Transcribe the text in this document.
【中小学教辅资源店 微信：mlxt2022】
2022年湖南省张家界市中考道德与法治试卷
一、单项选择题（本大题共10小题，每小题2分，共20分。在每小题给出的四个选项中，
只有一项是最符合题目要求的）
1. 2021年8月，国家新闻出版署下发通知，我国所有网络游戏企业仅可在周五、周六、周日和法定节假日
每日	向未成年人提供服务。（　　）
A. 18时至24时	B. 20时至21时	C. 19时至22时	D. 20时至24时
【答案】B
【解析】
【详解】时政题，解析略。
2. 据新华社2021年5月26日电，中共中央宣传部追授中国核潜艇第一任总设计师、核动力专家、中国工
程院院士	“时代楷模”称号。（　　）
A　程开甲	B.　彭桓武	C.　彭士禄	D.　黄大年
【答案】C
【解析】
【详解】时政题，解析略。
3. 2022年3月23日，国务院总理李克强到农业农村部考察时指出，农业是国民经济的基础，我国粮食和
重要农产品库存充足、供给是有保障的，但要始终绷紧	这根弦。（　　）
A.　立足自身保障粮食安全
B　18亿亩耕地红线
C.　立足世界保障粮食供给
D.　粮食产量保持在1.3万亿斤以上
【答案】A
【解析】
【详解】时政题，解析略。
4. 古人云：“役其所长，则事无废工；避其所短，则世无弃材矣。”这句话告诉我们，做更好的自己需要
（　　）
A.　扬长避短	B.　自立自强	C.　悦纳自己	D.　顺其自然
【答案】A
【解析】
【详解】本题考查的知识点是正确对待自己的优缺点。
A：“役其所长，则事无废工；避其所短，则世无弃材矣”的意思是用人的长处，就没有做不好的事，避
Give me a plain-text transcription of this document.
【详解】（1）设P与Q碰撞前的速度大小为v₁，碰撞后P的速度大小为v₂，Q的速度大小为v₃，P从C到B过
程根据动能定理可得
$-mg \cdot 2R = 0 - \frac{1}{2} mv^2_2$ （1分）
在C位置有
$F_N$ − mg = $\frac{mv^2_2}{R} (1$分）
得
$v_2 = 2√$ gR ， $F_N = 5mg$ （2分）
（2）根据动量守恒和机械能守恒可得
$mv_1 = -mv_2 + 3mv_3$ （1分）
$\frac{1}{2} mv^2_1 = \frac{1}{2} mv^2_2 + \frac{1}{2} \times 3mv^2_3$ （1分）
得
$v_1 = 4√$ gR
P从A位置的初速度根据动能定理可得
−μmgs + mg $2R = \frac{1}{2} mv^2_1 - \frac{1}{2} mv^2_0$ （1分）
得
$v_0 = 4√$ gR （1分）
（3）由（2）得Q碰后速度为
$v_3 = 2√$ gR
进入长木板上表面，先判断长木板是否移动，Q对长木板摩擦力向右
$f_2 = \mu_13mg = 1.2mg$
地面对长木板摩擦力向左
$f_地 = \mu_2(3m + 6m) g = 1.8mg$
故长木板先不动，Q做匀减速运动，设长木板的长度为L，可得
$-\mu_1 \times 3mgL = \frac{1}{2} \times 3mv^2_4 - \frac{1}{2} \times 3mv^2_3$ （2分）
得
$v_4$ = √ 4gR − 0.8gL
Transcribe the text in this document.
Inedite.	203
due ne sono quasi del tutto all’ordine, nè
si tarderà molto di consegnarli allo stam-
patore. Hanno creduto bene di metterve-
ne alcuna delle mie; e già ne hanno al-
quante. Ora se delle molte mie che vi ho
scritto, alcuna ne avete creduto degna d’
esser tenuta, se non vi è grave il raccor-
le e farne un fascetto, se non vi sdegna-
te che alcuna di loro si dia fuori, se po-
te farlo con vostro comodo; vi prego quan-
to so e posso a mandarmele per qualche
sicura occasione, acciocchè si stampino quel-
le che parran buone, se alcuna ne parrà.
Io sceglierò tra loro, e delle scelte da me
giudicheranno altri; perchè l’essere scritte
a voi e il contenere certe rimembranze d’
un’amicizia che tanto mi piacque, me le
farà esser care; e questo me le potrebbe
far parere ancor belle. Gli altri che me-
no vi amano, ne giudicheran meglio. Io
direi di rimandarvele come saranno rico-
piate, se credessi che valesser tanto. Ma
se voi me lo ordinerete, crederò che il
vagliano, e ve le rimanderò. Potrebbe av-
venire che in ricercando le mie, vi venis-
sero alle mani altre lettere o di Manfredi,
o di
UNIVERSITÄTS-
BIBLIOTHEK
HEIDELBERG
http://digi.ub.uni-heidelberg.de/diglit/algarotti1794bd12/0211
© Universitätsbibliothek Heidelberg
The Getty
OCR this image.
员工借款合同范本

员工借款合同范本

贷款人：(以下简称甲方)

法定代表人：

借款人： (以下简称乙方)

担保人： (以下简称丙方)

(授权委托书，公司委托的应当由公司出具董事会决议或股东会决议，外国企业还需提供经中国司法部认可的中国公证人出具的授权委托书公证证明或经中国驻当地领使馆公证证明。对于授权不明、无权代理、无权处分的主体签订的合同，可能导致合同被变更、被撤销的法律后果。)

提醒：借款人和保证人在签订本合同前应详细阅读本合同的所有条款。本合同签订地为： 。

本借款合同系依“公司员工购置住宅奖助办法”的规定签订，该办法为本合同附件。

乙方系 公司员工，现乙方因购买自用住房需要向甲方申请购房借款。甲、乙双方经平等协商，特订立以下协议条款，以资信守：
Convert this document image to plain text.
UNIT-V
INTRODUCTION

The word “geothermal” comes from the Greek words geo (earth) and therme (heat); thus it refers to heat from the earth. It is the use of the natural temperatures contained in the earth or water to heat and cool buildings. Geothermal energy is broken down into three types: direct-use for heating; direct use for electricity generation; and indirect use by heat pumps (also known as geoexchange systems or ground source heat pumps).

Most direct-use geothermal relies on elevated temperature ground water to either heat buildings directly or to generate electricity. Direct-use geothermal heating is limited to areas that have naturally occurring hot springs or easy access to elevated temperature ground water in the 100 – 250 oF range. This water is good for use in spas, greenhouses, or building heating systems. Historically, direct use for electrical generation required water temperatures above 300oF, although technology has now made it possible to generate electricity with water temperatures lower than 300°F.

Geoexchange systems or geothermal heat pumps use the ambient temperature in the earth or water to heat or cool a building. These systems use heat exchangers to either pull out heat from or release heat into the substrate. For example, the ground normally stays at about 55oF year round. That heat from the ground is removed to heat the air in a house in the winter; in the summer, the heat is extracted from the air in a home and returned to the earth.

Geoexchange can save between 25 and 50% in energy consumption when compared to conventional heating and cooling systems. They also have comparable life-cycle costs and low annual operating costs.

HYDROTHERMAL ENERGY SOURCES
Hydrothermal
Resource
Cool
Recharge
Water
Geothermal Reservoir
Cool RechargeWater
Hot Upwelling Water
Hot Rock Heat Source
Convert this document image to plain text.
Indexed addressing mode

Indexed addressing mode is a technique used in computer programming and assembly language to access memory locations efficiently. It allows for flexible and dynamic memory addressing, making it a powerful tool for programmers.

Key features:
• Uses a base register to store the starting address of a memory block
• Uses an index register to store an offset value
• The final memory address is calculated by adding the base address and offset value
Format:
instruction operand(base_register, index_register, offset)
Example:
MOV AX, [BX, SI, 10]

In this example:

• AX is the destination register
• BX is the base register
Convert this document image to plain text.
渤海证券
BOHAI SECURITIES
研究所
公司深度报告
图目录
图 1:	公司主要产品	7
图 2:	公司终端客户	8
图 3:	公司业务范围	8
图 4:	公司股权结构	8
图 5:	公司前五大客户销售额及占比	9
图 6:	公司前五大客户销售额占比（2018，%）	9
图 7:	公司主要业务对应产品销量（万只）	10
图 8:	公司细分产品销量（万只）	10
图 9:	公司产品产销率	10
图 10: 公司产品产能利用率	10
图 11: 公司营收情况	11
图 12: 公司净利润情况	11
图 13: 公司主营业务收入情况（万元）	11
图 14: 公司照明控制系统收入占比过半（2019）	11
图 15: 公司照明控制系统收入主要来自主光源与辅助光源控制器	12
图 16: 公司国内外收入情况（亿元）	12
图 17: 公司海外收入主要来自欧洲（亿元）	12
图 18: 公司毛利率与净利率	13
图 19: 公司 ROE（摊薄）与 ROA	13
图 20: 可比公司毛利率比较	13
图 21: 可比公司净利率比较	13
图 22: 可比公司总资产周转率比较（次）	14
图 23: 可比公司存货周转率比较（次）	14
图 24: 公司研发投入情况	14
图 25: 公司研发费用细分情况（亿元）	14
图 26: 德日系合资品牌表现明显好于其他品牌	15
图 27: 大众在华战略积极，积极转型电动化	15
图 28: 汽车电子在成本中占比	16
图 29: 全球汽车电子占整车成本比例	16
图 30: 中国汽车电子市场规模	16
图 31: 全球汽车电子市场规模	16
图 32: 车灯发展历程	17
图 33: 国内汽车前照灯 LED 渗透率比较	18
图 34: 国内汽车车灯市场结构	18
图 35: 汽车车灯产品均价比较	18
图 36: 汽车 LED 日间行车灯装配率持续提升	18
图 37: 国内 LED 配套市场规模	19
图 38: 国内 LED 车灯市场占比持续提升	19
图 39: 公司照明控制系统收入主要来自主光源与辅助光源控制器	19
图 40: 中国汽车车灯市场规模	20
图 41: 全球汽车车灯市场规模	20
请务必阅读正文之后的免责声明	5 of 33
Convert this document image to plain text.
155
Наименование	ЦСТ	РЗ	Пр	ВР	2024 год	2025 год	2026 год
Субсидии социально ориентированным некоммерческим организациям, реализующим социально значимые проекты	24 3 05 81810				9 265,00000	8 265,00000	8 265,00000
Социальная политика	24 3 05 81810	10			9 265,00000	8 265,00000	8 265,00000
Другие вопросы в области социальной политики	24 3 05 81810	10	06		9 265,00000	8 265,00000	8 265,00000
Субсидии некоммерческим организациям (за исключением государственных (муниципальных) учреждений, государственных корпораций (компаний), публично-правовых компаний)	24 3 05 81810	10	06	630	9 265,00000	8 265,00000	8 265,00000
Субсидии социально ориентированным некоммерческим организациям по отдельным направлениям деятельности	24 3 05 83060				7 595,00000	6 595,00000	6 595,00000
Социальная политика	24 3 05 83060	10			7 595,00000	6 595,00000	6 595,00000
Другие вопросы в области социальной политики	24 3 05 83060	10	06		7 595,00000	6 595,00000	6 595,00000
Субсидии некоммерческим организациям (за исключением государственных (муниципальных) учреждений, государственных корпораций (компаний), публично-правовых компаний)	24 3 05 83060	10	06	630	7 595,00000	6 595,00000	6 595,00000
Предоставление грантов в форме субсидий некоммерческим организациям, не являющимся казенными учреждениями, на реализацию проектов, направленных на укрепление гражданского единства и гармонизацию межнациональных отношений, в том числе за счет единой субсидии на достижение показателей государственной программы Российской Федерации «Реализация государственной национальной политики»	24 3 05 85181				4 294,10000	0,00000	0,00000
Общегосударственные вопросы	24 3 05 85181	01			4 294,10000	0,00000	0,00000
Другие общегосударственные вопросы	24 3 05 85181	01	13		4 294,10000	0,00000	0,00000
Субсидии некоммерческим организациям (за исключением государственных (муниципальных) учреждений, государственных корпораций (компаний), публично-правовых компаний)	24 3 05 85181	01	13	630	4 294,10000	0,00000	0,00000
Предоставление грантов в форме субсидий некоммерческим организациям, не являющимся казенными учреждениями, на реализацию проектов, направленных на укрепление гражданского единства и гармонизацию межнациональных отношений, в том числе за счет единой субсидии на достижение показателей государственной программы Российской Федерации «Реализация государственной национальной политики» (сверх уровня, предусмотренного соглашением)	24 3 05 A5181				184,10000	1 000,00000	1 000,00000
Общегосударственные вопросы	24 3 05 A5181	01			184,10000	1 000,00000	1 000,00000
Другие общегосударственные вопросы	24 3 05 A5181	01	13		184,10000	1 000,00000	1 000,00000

*Required work*. Wherever a line in the data above holds "store", copy that line.

*Solved problem*.
• Uses a base register to store the starting address of a memory block
• Uses an index register to store an offset value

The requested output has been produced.